*** RECORDED DATA ***

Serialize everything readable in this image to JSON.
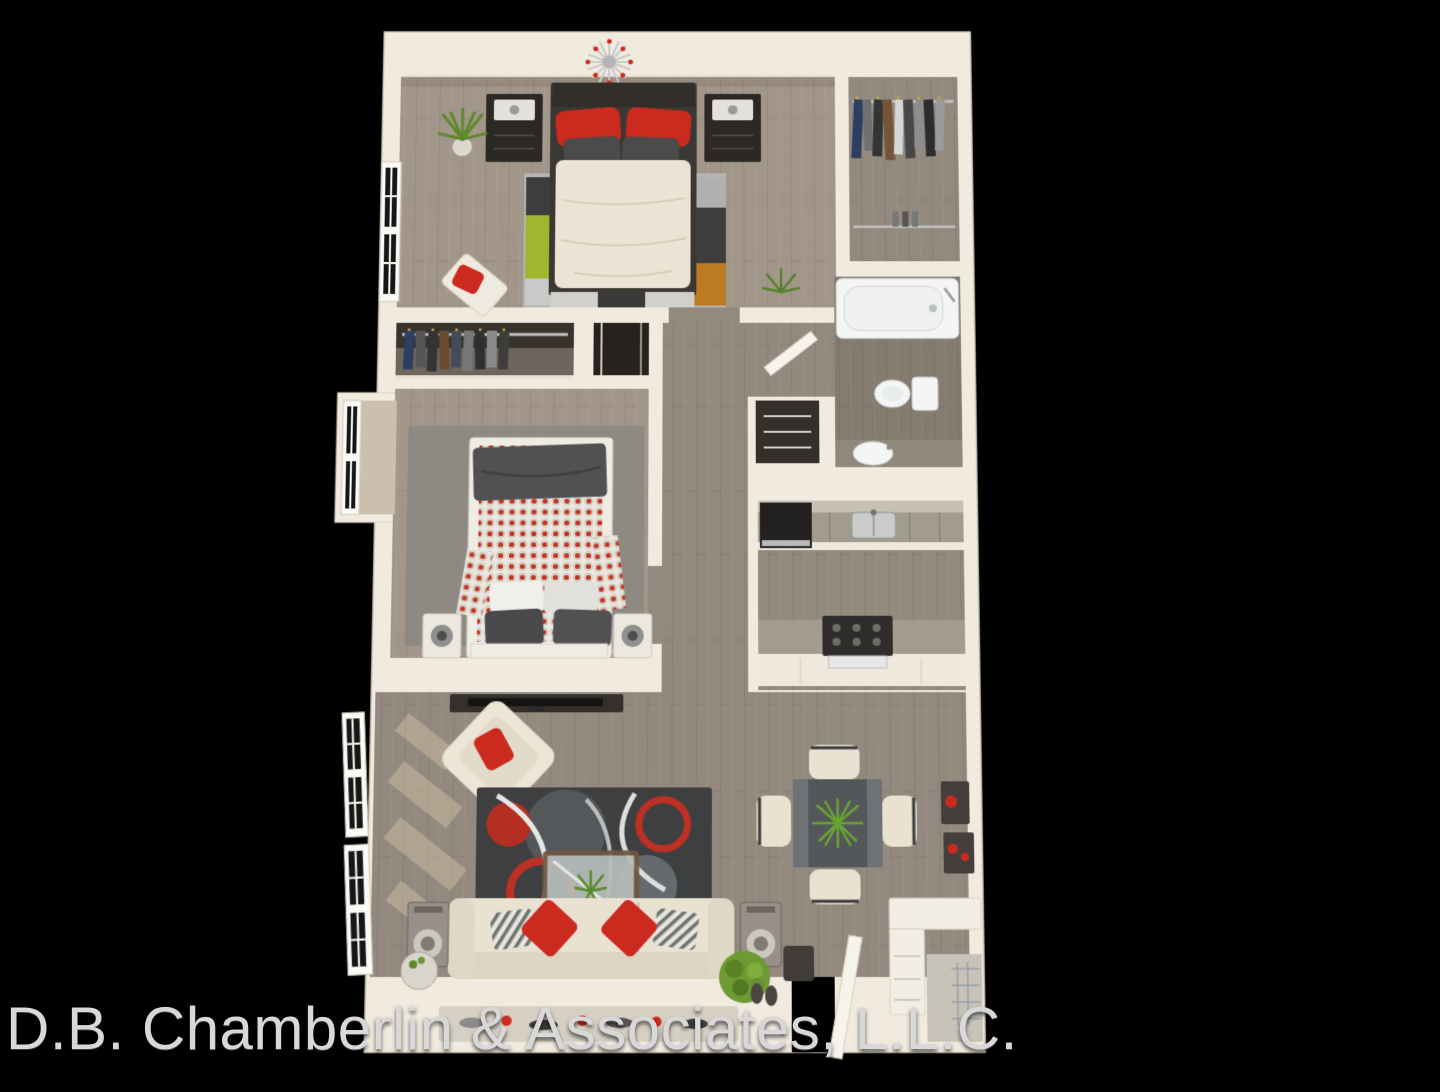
{
  "watermark": {
    "text": "D.B. Chamberlin & Associates, L.L.C."
  },
  "palette": {
    "background": "#000000",
    "wall": "#f1ebdf",
    "wall_shade": "#ddd4c3",
    "wood_master": "#a2968a",
    "wood_common": "#93897e",
    "wood_dark": "#857b71",
    "accent_red": "#cd2a1f",
    "rug_lime": "#9fb62f",
    "rug_orange": "#bc7a21",
    "rug_charcoal": "#3d3d3d",
    "rug_silver": "#b5b5b5",
    "living_rug": "#3d3f41",
    "sofa_cream": "#e9e2d1",
    "plant_green": "#5d8a2b",
    "fixture_white": "#f4f6f5",
    "counter_gray": "#a29c8e",
    "furniture_dark": "#2b2826",
    "dining_table_gray": "#53575a",
    "bed2_blanket": "#515153",
    "watermark_color": "#d8d8d8"
  },
  "scene": {
    "type": "3d-floor-plan-render",
    "rooms": [
      {
        "name": "master-bedroom",
        "furniture": [
          "sputnik-chandelier",
          "double-bed-red-pillows",
          "nightstand-left",
          "nightstand-right",
          "colorblock-rug",
          "potted-plant",
          "tufted-bench",
          "window"
        ]
      },
      {
        "name": "walk-in-closet",
        "furniture": [
          "clothes-rod-upper",
          "clothes-rod-lower",
          "hanging-clothes"
        ]
      },
      {
        "name": "bathroom",
        "furniture": [
          "bathtub",
          "toilet",
          "vanity-sink",
          "door"
        ]
      },
      {
        "name": "second-bedroom",
        "furniture": [
          "bed-red-dot-duvet",
          "gray-rug",
          "speaker-left",
          "speaker-right",
          "bay-window",
          "reach-in-closet",
          "mirror-closet"
        ]
      },
      {
        "name": "hallway",
        "furniture": [
          "linen-closet"
        ]
      },
      {
        "name": "kitchen",
        "furniture": [
          "sink-counter",
          "black-appliance",
          "range-peninsula"
        ]
      },
      {
        "name": "living-room",
        "furniture": [
          "tv-console",
          "flat-tv",
          "armchair-red-pillow",
          "circle-pattern-rug",
          "glass-coffee-table",
          "cream-sofa",
          "speaker-left",
          "speaker-right",
          "side-table",
          "shrub-plant",
          "tall-windows"
        ]
      },
      {
        "name": "dining-area",
        "furniture": [
          "square-table",
          "four-chairs",
          "centerpiece-plant",
          "wall-shelves-red-decor"
        ]
      },
      {
        "name": "entry",
        "furniture": [
          "open-door",
          "console-cabinet",
          "corner-closet",
          "runner-rug"
        ]
      }
    ]
  }
}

***

■ **AIM**: Write every entry out again exactly, dropping the pictures.

■ **RESULT OF THE TASK**:
Serialize everything readable in this image to JSON.
{
  "watermark": {
    "text": "D.B. Chamberlin & Associates, L.L.C."
  },
  "palette": {
    "background": "#000000",
    "wall": "#f1ebdf",
    "wall_shade": "#ddd4c3",
    "wood_master": "#a2968a",
    "wood_common": "#93897e",
    "wood_dark": "#857b71",
    "accent_red": "#cd2a1f",
    "rug_lime": "#9fb62f",
    "rug_orange": "#bc7a21",
    "rug_charcoal": "#3d3d3d",
    "rug_silver": "#b5b5b5",
    "living_rug": "#3d3f41",
    "sofa_cream": "#e9e2d1",
    "plant_green": "#5d8a2b",
    "fixture_white": "#f4f6f5",
    "counter_gray": "#a29c8e",
    "furniture_dark": "#2b2826",
    "dining_table_gray": "#53575a",
    "bed2_blanket": "#515153",
    "watermark_color": "#d8d8d8"
  },
  "scene": {
    "type": "3d-floor-plan-render",
    "rooms": [
      {
        "name": "master-bedroom",
        "furniture": [
          "sputnik-chandelier",
          "double-bed-red-pillows",
          "nightstand-left",
          "nightstand-right",
          "colorblock-rug",
          "potted-plant",
          "tufted-bench",
          "window"
        ]
      },
      {
        "name": "walk-in-closet",
        "furniture": [
          "clothes-rod-upper",
          "clothes-rod-lower",
          "hanging-clothes"
        ]
      },
      {
        "name": "bathroom",
        "furniture": [
          "bathtub",
          "toilet",
          "vanity-sink",
          "door"
        ]
      },
      {
        "name": "second-bedroom",
        "furniture": [
          "bed-red-dot-duvet",
          "gray-rug",
          "speaker-left",
          "speaker-right",
          "bay-window",
          "reach-in-closet",
          "mirror-closet"
        ]
      },
      {
        "name": "hallway",
        "furniture": [
          "linen-closet"
        ]
      },
      {
        "name": "kitchen",
        "furniture": [
          "sink-counter",
          "black-appliance",
          "range-peninsula"
        ]
      },
      {
        "name": "living-room",
        "furniture": [
          "tv-console",
          "flat-tv",
          "armchair-red-pillow",
          "circle-pattern-rug",
          "glass-coffee-table",
          "cream-sofa",
          "speaker-left",
          "speaker-right",
          "side-table",
          "shrub-plant",
          "tall-windows"
        ]
      },
      {
        "name": "dining-area",
        "furniture": [
          "square-table",
          "four-chairs",
          "centerpiece-plant",
          "wall-shelves-red-decor"
        ]
      },
      {
        "name": "entry",
        "furniture": [
          "open-door",
          "console-cabinet",
          "corner-closet",
          "runner-rug"
        ]
      }
    ]
  }
}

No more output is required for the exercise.